Objective>
Repeat the full listing below verbatim and keep the images out.

(Data excerpts)
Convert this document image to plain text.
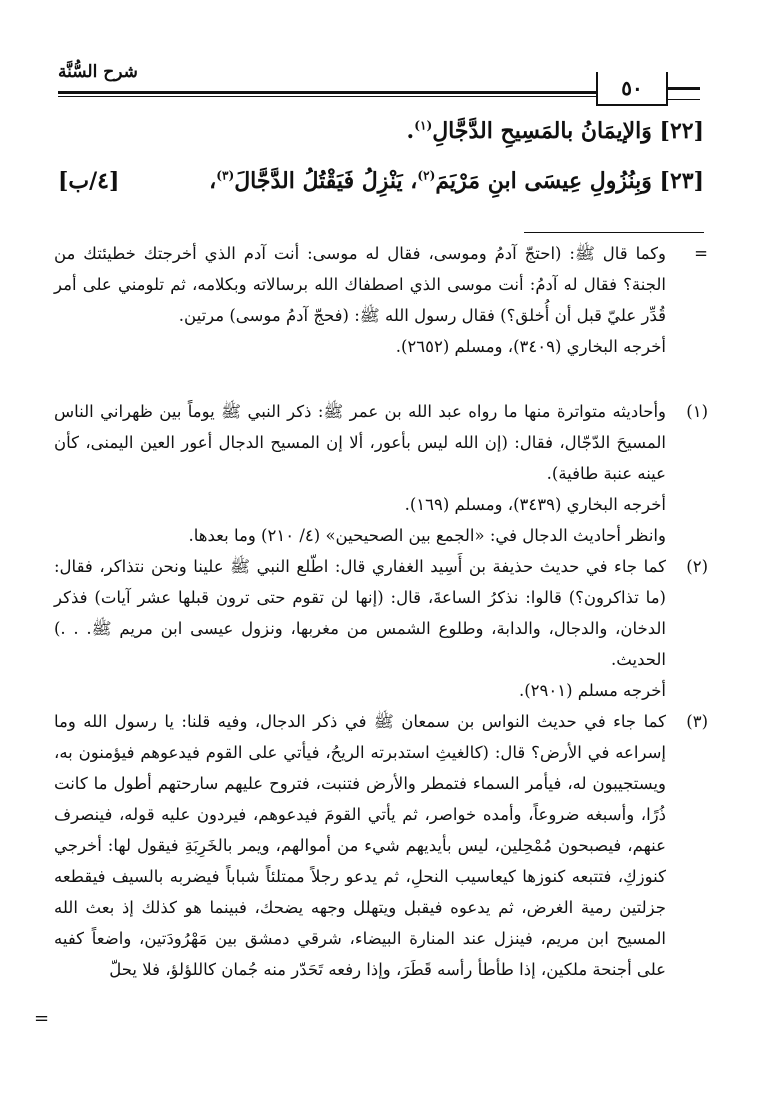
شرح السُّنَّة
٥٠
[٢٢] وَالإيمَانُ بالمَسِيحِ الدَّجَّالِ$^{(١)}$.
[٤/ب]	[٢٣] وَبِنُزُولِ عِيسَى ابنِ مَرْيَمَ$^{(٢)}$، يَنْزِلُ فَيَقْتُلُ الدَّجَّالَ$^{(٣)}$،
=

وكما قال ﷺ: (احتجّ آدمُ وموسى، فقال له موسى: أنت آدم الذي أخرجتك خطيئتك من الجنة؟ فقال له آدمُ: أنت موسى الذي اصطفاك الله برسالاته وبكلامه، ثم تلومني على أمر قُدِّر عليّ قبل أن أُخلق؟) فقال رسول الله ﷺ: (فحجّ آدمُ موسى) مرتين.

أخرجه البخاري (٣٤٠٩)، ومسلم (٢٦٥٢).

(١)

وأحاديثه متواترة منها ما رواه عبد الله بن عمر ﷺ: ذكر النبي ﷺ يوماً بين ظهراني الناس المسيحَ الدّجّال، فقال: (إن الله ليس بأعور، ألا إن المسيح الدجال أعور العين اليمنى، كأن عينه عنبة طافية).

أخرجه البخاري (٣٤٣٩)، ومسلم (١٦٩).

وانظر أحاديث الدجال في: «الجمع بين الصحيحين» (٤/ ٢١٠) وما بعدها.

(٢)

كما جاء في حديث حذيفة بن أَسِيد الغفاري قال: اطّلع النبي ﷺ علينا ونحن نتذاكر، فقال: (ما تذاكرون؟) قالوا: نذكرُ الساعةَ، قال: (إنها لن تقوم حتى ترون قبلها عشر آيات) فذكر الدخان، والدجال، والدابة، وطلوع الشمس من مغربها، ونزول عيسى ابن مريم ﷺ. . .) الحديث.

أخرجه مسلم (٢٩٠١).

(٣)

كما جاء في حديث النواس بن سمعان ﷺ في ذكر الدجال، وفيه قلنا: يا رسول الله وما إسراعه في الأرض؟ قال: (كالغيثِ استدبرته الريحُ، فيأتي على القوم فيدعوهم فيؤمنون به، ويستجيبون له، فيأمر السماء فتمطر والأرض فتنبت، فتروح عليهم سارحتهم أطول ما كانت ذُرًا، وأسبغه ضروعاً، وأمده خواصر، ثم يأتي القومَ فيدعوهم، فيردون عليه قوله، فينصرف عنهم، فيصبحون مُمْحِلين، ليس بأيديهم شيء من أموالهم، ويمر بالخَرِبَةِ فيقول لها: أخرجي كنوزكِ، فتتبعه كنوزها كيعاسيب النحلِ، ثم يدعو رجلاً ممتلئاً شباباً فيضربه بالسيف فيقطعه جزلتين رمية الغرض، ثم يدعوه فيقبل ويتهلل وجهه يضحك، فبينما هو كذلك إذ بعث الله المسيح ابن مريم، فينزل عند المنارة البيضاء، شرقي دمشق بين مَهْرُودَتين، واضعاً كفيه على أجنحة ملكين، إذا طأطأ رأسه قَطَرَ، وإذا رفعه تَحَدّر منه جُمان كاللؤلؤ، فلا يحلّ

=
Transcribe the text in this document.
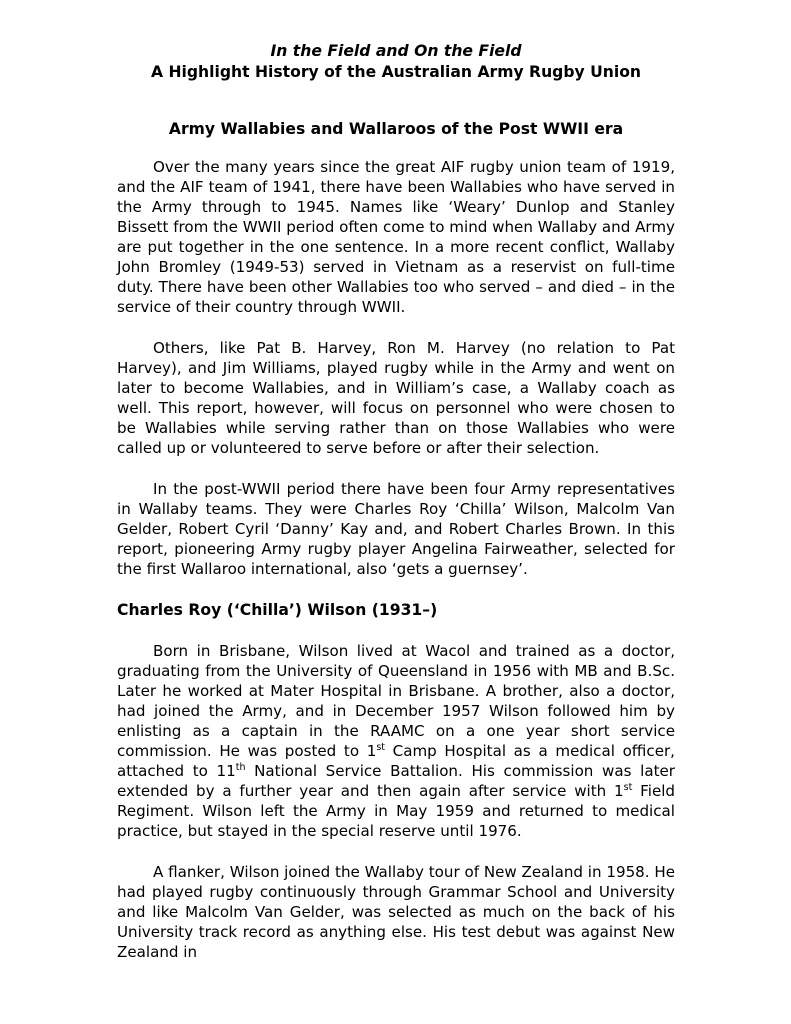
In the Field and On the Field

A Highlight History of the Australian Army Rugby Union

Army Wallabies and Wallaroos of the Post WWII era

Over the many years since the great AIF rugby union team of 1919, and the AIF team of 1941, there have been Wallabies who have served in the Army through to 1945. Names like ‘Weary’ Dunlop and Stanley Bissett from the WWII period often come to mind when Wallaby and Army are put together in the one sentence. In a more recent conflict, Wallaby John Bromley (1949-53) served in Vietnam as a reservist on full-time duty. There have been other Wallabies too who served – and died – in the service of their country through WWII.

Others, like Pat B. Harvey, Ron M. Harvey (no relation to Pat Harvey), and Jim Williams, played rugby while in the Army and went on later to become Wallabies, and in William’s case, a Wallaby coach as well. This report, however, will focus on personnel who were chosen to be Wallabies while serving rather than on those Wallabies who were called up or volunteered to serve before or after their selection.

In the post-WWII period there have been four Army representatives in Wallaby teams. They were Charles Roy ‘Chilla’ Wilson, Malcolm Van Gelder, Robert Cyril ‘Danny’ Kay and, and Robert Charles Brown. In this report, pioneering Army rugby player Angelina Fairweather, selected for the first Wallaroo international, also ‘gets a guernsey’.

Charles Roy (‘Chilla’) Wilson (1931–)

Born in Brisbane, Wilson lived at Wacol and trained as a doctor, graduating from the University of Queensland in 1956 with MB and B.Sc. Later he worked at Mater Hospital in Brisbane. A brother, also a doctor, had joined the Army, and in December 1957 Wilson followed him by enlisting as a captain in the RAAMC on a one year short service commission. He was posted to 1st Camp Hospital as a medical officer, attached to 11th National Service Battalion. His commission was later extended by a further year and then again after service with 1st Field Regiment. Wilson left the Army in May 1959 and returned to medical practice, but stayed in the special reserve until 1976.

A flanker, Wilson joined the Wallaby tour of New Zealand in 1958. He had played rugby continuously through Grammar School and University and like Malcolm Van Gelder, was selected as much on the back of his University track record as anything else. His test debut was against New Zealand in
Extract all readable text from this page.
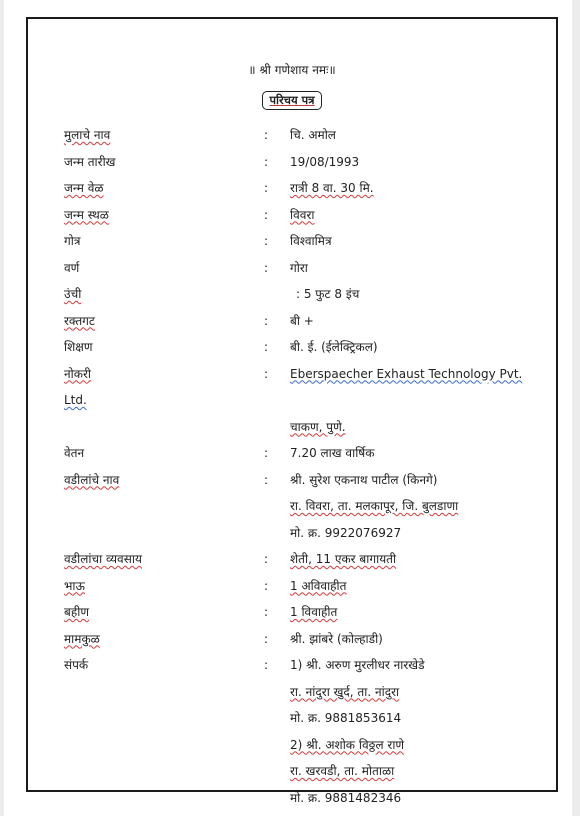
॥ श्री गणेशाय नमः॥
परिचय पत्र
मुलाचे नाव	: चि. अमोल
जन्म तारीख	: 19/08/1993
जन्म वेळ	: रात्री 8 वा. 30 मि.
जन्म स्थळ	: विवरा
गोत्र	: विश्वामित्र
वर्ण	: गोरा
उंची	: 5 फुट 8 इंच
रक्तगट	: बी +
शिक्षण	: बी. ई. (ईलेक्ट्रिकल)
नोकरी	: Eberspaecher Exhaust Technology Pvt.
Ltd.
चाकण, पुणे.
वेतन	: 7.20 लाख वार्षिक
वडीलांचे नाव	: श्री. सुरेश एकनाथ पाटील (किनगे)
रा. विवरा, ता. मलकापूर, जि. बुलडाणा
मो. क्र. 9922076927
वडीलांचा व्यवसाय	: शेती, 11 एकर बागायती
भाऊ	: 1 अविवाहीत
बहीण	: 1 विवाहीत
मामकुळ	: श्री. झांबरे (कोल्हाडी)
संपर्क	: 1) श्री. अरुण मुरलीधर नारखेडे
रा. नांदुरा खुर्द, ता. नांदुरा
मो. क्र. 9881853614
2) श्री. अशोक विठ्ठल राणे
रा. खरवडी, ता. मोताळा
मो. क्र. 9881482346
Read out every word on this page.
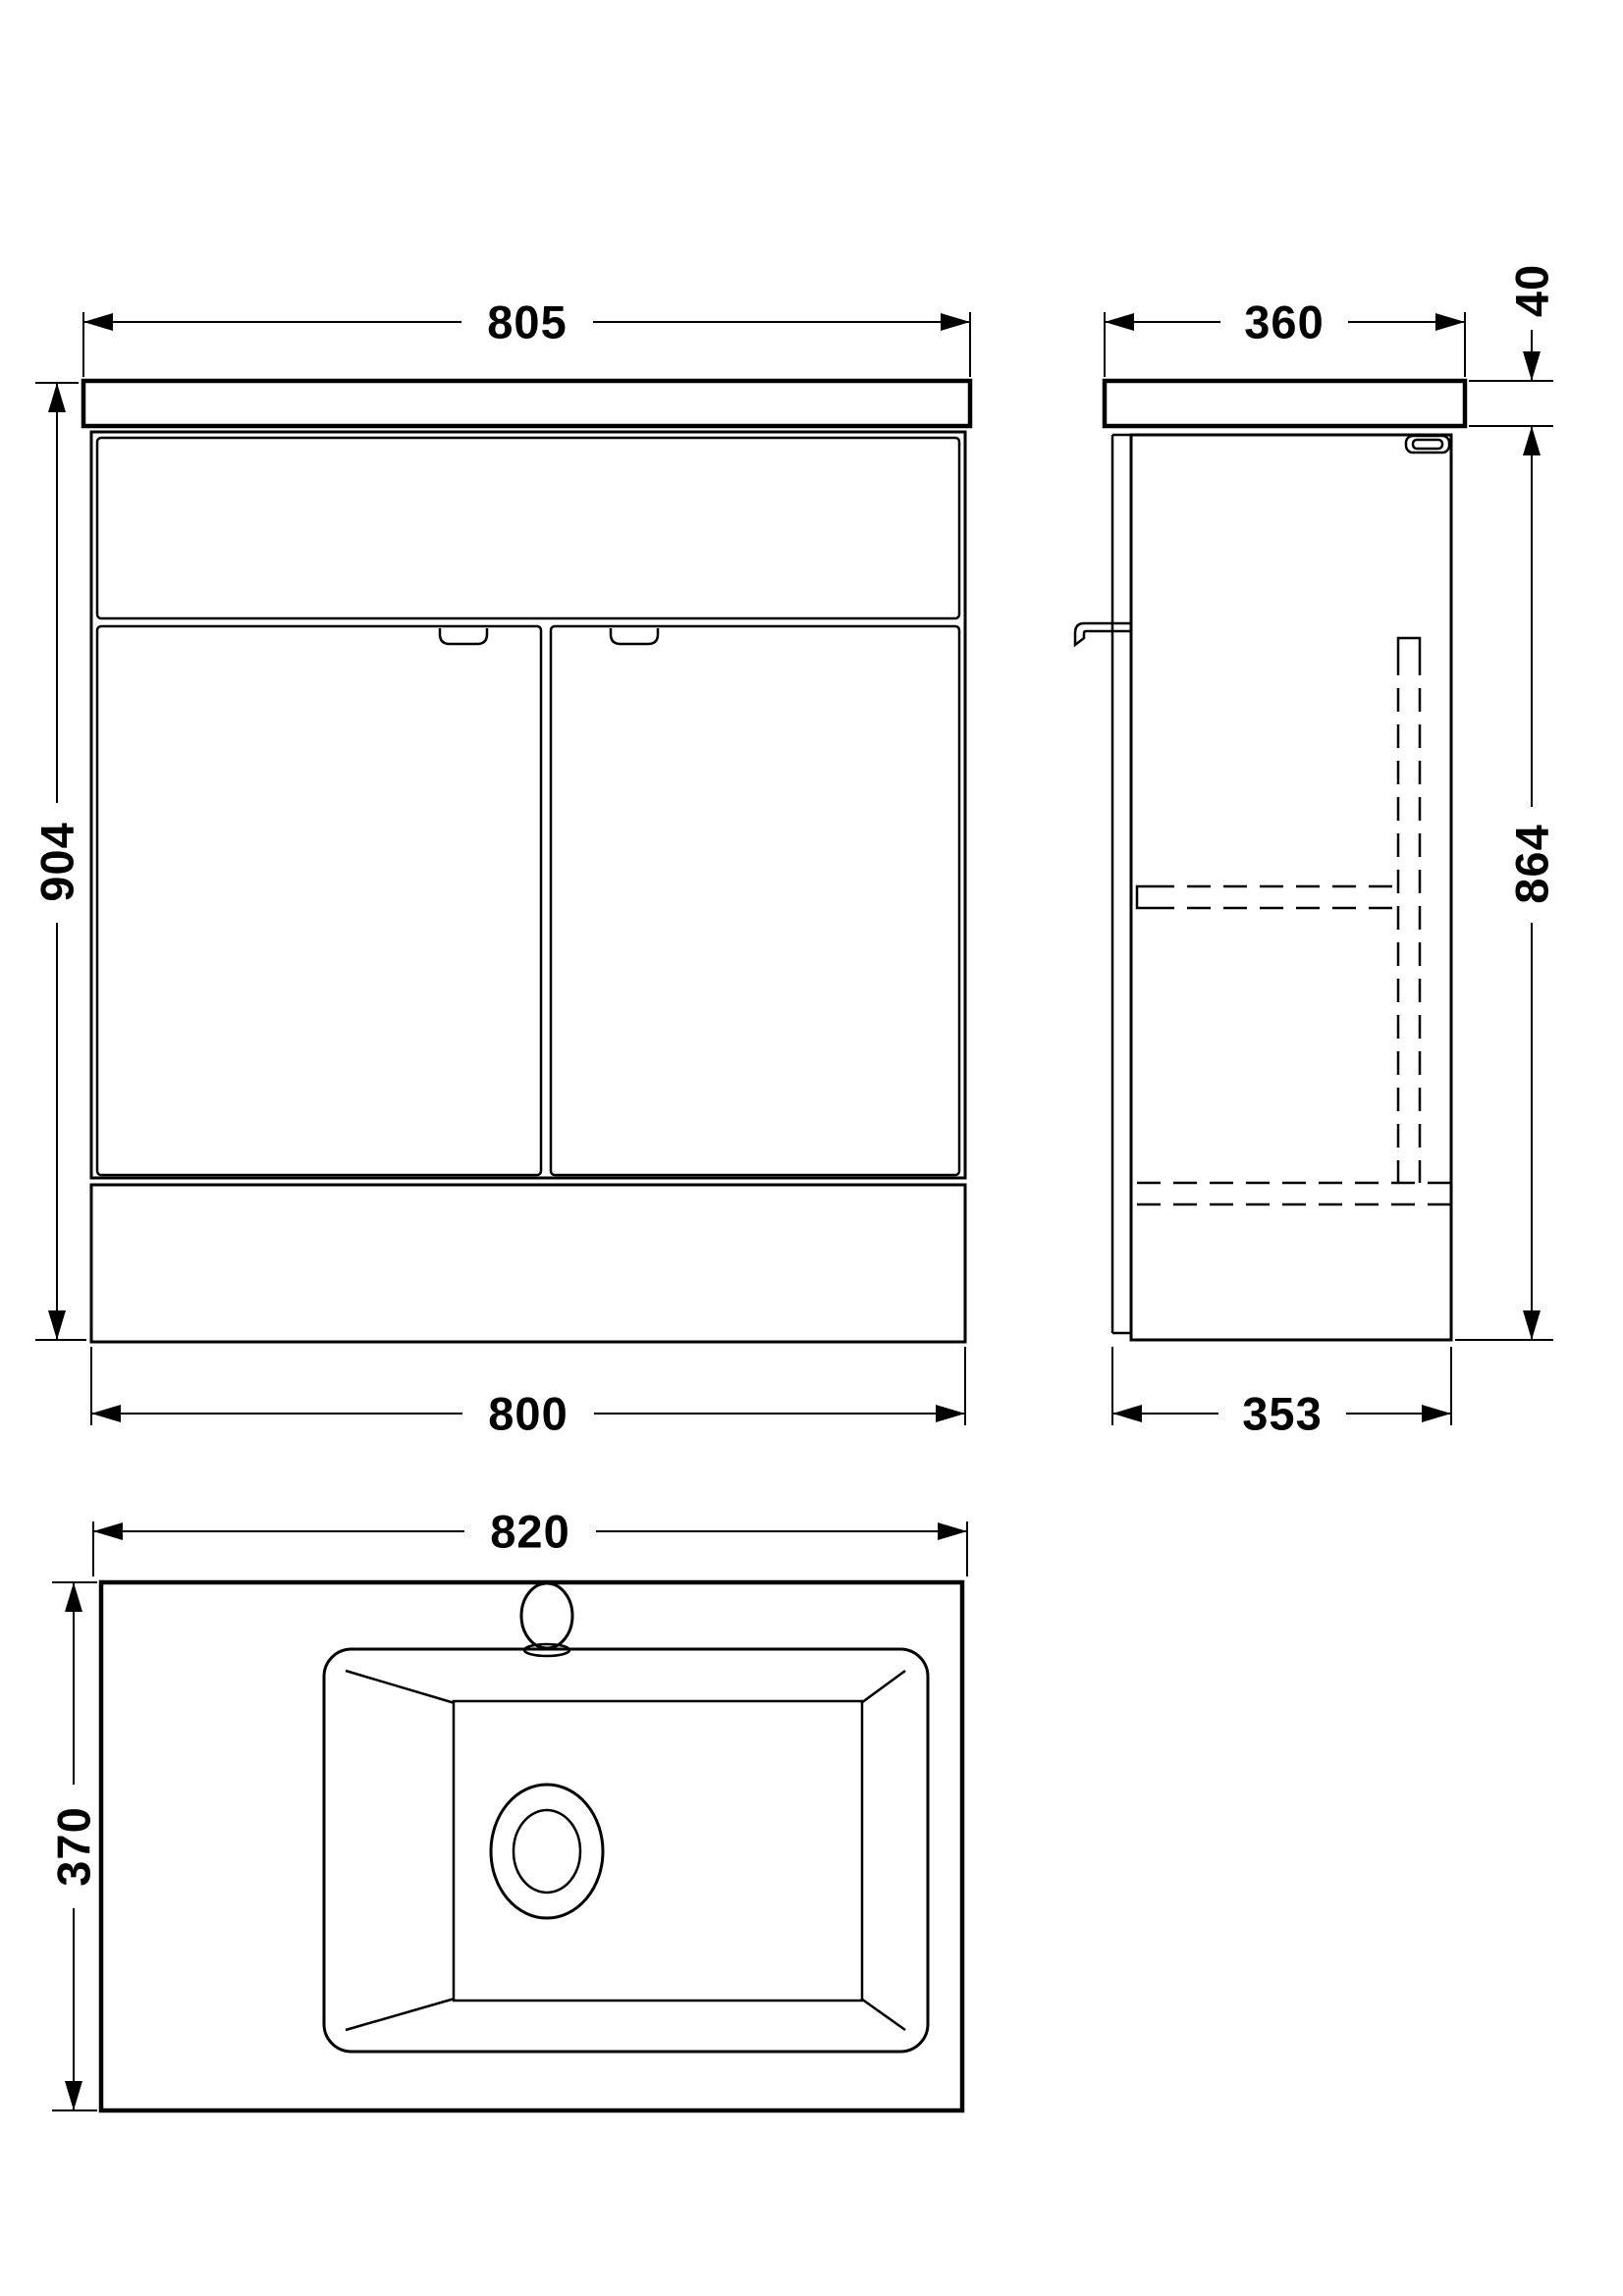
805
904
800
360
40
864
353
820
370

Output of the task>
Convert this document image to plain text.
شرح السُّنَّة
٥٠
[٢٢] وَالإيمَانُ بالمَسِيحِ الدَّجَّالِ$^{(١)}$.
[٤/ب]	[٢٣] وَبِنُزُولِ عِيسَى ابنِ مَرْيَمَ$^{(٢)}$، يَنْزِلُ فَيَقْتُلُ الدَّجَّالَ$^{(٣)}$،
=

وكما قال ﷺ: (احتجّ آدمُ وموسى، فقال له موسى: أنت آدم الذي أخرجتك خطيئتك من الجنة؟ فقال له آدمُ: أنت موسى الذي اصطفاك الله برسالاته وبكلامه، ثم تلومني على أمر قُدِّر عليّ قبل أن أُخلق؟) فقال رسول الله ﷺ: (فحجّ آدمُ موسى) مرتين.

أخرجه البخاري (٣٤٠٩)، ومسلم (٢٦٥٢).

(١)

وأحاديثه متواترة منها ما رواه عبد الله بن عمر ﷺ: ذكر النبي ﷺ يوماً بين ظهراني الناس المسيحَ الدّجّال، فقال: (إن الله ليس بأعور، ألا إن المسيح الدجال أعور العين اليمنى، كأن عينه عنبة طافية).

أخرجه البخاري (٣٤٣٩)، ومسلم (١٦٩).

وانظر أحاديث الدجال في: «الجمع بين الصحيحين» (٤/ ٢١٠) وما بعدها.

(٢)

كما جاء في حديث حذيفة بن أَسِيد الغفاري قال: اطّلع النبي ﷺ علينا ونحن نتذاكر، فقال: (ما تذاكرون؟) قالوا: نذكرُ الساعةَ، قال: (إنها لن تقوم حتى ترون قبلها عشر آيات) فذكر الدخان، والدجال، والدابة، وطلوع الشمس من مغربها، ونزول عيسى ابن مريم ﷺ. . .) الحديث.

أخرجه مسلم (٢٩٠١).

(٣)

كما جاء في حديث النواس بن سمعان ﷺ في ذكر الدجال، وفيه قلنا: يا رسول الله وما إسراعه في الأرض؟ قال: (كالغيثِ استدبرته الريحُ، فيأتي على القوم فيدعوهم فيؤمنون به، ويستجيبون له، فيأمر السماء فتمطر والأرض فتنبت، فتروح عليهم سارحتهم أطول ما كانت ذُرًا، وأسبغه ضروعاً، وأمده خواصر، ثم يأتي القومَ فيدعوهم، فيردون عليه قوله، فينصرف عنهم، فيصبحون مُمْحِلين، ليس بأيديهم شيء من أموالهم، ويمر بالخَرِبَةِ فيقول لها: أخرجي كنوزكِ، فتتبعه كنوزها كيعاسيب النحلِ، ثم يدعو رجلاً ممتلئاً شباباً فيضربه بالسيف فيقطعه جزلتين رمية الغرض، ثم يدعوه فيقبل ويتهلل وجهه يضحك، فبينما هو كذلك إذ بعث الله المسيح ابن مريم، فينزل عند المنارة البيضاء، شرقي دمشق بين مَهْرُودَتين، واضعاً كفيه على أجنحة ملكين، إذا طأطأ رأسه قَطَرَ، وإذا رفعه تَحَدّر منه جُمان كاللؤلؤ، فلا يحلّ

=
Transcribe the text in this document.
In the Field and On the Field

A Highlight History of the Australian Army Rugby Union

Army Wallabies and Wallaroos of the Post WWII era

Over the many years since the great AIF rugby union team of 1919, and the AIF team of 1941, there have been Wallabies who have served in the Army through to 1945. Names like ‘Weary’ Dunlop and Stanley Bissett from the WWII period often come to mind when Wallaby and Army are put together in the one sentence. In a more recent conflict, Wallaby John Bromley (1949-53) served in Vietnam as a reservist on full-time duty. There have been other Wallabies too who served – and died – in the service of their country through WWII.

Others, like Pat B. Harvey, Ron M. Harvey (no relation to Pat Harvey), and Jim Williams, played rugby while in the Army and went on later to become Wallabies, and in William’s case, a Wallaby coach as well. This report, however, will focus on personnel who were chosen to be Wallabies while serving rather than on those Wallabies who were called up or volunteered to serve before or after their selection.

In the post-WWII period there have been four Army representatives in Wallaby teams. They were Charles Roy ‘Chilla’ Wilson, Malcolm Van Gelder, Robert Cyril ‘Danny’ Kay and, and Robert Charles Brown. In this report, pioneering Army rugby player Angelina Fairweather, selected for the first Wallaroo international, also ‘gets a guernsey’.

Charles Roy (‘Chilla’) Wilson (1931–)

Born in Brisbane, Wilson lived at Wacol and trained as a doctor, graduating from the University of Queensland in 1956 with MB and B.Sc. Later he worked at Mater Hospital in Brisbane. A brother, also a doctor, had joined the Army, and in December 1957 Wilson followed him by enlisting as a captain in the RAAMC on a one year short service commission. He was posted to 1st Camp Hospital as a medical officer, attached to 11th National Service Battalion. His commission was later extended by a further year and then again after service with 1st Field Regiment. Wilson left the Army in May 1959 and returned to medical practice, but stayed in the special reserve until 1976.

A flanker, Wilson joined the Wallaby tour of New Zealand in 1958. He had played rugby continuously through Grammar School and University and like Malcolm Van Gelder, was selected as much on the back of his University track record as anything else. His test debut was against New Zealand in
Extract all readable text from this page.
॥ श्री गणेशाय नमः॥
परिचय पत्र
मुलाचे नाव	: चि. अमोल
जन्म तारीख	: 19/08/1993
जन्म वेळ	: रात्री 8 वा. 30 मि.
जन्म स्थळ	: विवरा
गोत्र	: विश्वामित्र
वर्ण	: गोरा
उंची	: 5 फुट 8 इंच
रक्तगट	: बी +
शिक्षण	: बी. ई. (ईलेक्ट्रिकल)
नोकरी	: Eberspaecher Exhaust Technology Pvt.
Ltd.
चाकण, पुणे.
वेतन	: 7.20 लाख वार्षिक
वडीलांचे नाव	: श्री. सुरेश एकनाथ पाटील (किनगे)
रा. विवरा, ता. मलकापूर, जि. बुलडाणा
मो. क्र. 9922076927
वडीलांचा व्यवसाय	: शेती, 11 एकर बागायती
भाऊ	: 1 अविवाहीत
बहीण	: 1 विवाहीत
मामकुळ	: श्री. झांबरे (कोल्हाडी)
संपर्क	: 1) श्री. अरुण मुरलीधर नारखेडे
रा. नांदुरा खुर्द, ता. नांदुरा
मो. क्र. 9881853614
2) श्री. अशोक विठ्ठल राणे
रा. खरवडी, ता. मोताळा
मो. क्र. 9881482346
Read out every word on this page.
805
904
800
360
40
864
353
820
370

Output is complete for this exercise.